**What you are asked to do**
Scan the listing below and copy every line holding "ความล".

**Provided material**

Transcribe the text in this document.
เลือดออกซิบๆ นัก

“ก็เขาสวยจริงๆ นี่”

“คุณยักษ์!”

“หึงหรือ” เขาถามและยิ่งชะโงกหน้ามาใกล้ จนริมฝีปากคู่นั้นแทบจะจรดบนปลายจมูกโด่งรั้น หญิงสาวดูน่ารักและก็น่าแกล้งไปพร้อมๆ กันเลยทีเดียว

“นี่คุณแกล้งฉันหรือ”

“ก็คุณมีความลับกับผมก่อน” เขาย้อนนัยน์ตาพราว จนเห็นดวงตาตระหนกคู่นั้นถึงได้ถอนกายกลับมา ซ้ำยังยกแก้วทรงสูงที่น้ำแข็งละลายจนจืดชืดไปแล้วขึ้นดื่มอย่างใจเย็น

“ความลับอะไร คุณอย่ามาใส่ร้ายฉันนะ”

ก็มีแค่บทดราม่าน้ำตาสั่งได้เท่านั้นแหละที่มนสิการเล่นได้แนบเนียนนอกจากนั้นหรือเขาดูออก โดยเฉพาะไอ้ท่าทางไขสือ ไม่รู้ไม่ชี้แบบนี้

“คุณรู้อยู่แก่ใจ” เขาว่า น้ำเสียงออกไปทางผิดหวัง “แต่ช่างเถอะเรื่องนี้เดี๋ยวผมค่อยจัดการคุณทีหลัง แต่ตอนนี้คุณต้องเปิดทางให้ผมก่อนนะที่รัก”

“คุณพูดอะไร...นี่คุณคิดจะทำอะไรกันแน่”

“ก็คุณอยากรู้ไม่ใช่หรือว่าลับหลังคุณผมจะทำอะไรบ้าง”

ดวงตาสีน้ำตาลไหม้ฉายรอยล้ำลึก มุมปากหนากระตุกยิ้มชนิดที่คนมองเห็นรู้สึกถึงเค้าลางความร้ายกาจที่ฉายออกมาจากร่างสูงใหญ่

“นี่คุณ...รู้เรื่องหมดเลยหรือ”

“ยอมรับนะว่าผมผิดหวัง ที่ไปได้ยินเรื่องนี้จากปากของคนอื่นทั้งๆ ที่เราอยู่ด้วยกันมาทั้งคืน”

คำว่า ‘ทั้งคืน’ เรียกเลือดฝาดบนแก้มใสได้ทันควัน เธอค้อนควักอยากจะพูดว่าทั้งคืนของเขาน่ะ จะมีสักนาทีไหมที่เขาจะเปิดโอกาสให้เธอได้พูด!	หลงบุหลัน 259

**Result for this exercise**
“ก็คุณมีความลับกับผมก่อน” เขาย้อนนัยน์ตาพราว จนเห็นดวงตาตระหนกคู่นั้นถึงได้ถอนกายกลับมา ซ้ำยังยกแก้วทรงสูงที่น้ำแข็งละลายจนจืดชืดไปแล้วขึ้นดื่มอย่างใจเย็น
“ความลับอะไร คุณอย่ามาใส่ร้ายฉันนะ”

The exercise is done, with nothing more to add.